Read the lines below. Copy out any that hold the string "актами".

> **Items listed in a dataset**:
========================
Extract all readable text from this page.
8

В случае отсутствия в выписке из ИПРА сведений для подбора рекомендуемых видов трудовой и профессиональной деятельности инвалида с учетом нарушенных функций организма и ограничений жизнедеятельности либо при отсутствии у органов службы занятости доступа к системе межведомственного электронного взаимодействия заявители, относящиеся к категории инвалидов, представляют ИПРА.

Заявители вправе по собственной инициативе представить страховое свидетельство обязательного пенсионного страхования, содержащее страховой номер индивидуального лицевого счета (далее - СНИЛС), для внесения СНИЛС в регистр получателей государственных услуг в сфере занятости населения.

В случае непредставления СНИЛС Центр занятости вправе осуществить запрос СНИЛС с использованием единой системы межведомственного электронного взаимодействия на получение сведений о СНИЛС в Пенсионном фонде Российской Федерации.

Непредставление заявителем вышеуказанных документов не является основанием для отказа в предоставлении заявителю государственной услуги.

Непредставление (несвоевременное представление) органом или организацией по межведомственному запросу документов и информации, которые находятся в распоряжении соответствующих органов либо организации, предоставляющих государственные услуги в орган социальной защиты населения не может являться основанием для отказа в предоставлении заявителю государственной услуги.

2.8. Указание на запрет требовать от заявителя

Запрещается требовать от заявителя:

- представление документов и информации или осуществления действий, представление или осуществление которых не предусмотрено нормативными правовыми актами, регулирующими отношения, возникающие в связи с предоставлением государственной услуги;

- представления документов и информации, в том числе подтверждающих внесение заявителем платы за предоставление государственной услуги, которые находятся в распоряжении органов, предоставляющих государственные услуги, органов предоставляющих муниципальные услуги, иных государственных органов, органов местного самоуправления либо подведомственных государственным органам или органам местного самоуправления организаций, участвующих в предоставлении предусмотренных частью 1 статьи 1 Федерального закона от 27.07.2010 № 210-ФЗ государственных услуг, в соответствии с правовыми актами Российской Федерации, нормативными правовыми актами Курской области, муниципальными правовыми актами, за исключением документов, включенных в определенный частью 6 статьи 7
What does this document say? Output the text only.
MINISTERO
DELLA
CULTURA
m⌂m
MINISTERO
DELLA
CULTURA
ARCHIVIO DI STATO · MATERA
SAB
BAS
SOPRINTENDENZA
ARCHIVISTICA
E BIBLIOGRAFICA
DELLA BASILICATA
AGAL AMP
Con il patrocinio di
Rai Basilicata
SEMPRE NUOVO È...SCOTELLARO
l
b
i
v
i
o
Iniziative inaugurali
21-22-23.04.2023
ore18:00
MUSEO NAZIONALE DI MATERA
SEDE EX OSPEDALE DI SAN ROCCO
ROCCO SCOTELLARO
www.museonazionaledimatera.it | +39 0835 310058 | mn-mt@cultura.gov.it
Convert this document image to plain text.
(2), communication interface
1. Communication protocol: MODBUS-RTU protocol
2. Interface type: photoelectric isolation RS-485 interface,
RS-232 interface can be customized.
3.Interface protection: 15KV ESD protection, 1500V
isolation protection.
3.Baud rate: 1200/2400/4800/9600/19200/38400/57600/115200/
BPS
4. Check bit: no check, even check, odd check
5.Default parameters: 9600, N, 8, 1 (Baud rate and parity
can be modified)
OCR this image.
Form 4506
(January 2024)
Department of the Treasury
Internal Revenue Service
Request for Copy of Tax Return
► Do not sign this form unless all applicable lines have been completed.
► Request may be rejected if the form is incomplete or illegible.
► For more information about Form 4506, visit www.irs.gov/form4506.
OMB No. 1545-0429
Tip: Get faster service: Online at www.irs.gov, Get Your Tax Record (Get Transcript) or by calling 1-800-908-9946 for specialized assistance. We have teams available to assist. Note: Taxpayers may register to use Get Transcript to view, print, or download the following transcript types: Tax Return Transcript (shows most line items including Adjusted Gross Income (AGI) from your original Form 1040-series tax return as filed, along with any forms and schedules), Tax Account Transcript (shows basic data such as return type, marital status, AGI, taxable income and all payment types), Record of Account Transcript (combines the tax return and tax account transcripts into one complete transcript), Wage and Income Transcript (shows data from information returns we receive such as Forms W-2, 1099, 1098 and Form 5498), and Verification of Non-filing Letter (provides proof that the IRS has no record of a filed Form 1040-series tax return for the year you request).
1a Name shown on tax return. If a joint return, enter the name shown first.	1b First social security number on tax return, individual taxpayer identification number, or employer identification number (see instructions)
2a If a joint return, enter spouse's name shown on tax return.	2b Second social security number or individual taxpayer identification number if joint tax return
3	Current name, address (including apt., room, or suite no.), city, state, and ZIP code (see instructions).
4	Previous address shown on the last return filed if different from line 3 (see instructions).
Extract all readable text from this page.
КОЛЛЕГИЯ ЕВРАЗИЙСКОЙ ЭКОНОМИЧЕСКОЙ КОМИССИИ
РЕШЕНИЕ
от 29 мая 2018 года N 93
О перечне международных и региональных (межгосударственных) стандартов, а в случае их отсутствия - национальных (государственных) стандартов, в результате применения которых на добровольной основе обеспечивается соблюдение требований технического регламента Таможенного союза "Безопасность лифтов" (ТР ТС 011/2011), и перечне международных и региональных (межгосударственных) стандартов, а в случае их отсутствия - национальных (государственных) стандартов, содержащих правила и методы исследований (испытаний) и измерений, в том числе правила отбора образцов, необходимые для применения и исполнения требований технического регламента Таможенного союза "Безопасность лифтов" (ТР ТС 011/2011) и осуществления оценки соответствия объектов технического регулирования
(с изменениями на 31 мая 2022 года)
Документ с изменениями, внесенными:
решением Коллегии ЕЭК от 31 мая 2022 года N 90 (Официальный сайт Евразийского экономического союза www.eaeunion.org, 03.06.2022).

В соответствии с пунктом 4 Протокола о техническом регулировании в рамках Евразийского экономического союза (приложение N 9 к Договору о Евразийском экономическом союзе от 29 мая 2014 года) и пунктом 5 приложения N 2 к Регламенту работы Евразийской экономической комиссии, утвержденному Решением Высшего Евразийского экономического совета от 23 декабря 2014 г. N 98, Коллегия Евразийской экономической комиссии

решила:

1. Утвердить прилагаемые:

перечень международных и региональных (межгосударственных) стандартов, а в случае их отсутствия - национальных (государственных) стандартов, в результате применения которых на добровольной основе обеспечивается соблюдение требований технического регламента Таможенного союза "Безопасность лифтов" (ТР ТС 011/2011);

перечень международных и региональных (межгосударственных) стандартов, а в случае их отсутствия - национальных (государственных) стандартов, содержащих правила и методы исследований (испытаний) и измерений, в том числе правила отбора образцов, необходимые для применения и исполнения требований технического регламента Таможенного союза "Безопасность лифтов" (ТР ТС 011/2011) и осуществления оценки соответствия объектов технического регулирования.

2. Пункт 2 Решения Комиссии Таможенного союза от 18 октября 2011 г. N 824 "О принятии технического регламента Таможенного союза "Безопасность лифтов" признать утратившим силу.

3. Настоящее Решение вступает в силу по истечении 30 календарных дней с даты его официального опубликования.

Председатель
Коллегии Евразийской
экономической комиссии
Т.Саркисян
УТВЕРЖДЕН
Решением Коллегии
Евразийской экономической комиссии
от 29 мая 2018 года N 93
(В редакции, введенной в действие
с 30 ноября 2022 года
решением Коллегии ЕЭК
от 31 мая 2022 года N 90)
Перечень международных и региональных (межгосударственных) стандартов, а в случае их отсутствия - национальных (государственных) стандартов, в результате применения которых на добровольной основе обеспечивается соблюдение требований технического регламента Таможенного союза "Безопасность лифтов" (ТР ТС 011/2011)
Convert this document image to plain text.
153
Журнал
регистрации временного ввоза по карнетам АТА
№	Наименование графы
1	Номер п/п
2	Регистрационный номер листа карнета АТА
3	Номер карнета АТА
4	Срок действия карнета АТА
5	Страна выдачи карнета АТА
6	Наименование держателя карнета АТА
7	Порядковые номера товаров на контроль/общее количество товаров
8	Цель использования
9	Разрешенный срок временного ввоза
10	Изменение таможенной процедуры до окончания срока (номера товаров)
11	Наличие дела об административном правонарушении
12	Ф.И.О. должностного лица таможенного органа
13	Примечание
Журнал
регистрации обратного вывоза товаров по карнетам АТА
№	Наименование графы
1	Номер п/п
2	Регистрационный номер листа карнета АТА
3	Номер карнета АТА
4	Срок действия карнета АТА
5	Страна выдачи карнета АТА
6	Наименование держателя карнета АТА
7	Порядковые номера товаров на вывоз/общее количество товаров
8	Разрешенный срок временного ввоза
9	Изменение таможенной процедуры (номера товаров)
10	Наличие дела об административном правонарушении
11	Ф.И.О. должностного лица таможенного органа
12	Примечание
========================
> **PROBLEM SOLUTION**:
- представление документов и информации или осуществления действий, представление или осуществление которых не предусмотрено нормативными правовыми актами, регулирующими отношения, возникающие в связи с предоставлением государственной услуги;
- представления документов и информации, в том числе подтверждающих внесение заявителем платы за предоставление государственной услуги, которые находятся в распоряжении органов, предоставляющих государственные услуги, органов предоставляющих муниципальные услуги, иных государственных органов, органов местного самоуправления либо подведомственных государственным органам или органам местного самоуправления организаций, участвующих в предоставлении предусмотренных частью 1 статьи 1 Федерального закона от 27.07.2010 № 210-ФЗ государственных услуг, в соответствии с правовыми актами Российской Федерации, нормативными правовыми актами Курской области, муниципальными правовыми актами, за исключением документов, включенных в определенный частью 6 статьи 7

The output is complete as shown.